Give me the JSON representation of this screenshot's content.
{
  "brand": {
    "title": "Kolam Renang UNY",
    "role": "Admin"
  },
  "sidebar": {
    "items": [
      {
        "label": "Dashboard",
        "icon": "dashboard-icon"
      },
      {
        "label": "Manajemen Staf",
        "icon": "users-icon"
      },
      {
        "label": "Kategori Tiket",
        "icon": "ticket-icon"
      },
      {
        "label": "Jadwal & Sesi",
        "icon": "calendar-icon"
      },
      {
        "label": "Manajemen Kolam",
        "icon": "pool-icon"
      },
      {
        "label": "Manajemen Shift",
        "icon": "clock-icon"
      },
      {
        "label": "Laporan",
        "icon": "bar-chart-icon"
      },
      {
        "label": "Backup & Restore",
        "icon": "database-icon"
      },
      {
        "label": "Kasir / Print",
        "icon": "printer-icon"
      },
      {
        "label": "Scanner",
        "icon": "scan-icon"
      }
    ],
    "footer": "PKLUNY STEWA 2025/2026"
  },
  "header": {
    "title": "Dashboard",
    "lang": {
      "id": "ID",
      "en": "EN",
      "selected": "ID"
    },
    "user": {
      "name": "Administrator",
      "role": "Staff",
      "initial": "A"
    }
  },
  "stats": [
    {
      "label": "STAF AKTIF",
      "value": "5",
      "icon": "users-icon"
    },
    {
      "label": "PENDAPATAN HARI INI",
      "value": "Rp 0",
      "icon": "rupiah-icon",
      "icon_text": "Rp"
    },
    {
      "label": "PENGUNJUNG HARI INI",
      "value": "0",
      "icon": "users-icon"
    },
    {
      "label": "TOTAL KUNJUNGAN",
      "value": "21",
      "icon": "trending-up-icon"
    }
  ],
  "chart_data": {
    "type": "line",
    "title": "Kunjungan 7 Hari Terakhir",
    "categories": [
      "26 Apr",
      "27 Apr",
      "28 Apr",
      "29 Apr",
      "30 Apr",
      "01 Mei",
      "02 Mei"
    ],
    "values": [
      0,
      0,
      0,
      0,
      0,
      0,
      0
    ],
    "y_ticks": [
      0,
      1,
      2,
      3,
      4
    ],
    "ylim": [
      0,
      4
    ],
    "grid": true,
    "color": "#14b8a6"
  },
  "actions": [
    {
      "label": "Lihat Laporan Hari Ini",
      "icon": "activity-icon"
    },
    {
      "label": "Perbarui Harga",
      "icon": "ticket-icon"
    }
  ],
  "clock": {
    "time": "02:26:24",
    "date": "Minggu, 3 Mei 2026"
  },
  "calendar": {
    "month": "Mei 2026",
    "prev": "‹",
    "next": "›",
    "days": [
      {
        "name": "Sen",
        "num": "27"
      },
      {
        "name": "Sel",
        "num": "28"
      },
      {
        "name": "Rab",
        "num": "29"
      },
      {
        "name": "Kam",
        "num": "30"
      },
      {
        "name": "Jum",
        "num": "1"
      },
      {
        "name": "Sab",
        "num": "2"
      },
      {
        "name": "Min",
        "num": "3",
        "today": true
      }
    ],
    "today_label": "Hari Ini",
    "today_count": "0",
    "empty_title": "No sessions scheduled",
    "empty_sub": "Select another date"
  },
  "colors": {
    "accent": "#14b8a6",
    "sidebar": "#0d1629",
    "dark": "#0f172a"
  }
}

──────────────────────────────

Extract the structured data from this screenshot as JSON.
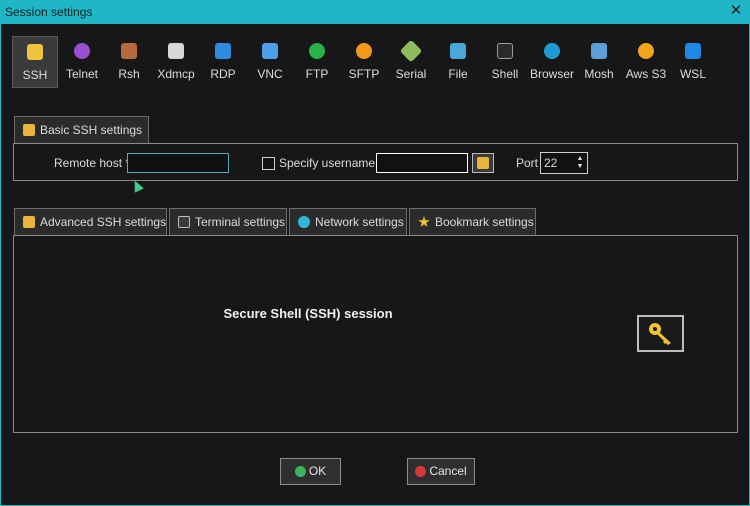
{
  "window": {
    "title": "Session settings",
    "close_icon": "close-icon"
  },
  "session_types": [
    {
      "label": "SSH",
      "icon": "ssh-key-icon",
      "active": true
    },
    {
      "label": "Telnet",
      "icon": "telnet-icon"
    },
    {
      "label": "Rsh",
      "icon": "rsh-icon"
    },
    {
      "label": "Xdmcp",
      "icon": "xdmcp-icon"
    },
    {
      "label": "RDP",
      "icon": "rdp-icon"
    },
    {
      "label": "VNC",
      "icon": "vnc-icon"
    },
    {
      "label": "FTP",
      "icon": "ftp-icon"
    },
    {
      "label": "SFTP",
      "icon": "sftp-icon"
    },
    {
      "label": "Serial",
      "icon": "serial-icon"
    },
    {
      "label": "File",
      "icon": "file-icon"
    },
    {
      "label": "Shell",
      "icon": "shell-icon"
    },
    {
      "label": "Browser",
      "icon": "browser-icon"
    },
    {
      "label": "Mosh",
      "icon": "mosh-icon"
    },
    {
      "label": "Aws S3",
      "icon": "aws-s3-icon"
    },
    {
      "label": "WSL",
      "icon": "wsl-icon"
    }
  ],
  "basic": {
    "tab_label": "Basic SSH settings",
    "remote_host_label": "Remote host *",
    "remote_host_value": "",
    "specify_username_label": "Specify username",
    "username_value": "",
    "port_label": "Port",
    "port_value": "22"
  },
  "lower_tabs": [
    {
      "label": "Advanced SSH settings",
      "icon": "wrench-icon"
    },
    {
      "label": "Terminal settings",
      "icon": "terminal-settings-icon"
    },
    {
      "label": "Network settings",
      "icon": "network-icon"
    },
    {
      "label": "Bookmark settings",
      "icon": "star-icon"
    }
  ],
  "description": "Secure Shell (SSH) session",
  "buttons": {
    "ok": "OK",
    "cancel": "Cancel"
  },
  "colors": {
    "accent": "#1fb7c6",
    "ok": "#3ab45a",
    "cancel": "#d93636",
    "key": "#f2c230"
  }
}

──────────────────────────────

What is required ->
Select from the material above each line in which the string "Manajemen" appears, and list those lines.

Answer to the exercise ->
        "label": "Manajemen Staf",
        "label": "Manajemen Kolam",
        "label": "Manajemen Shift",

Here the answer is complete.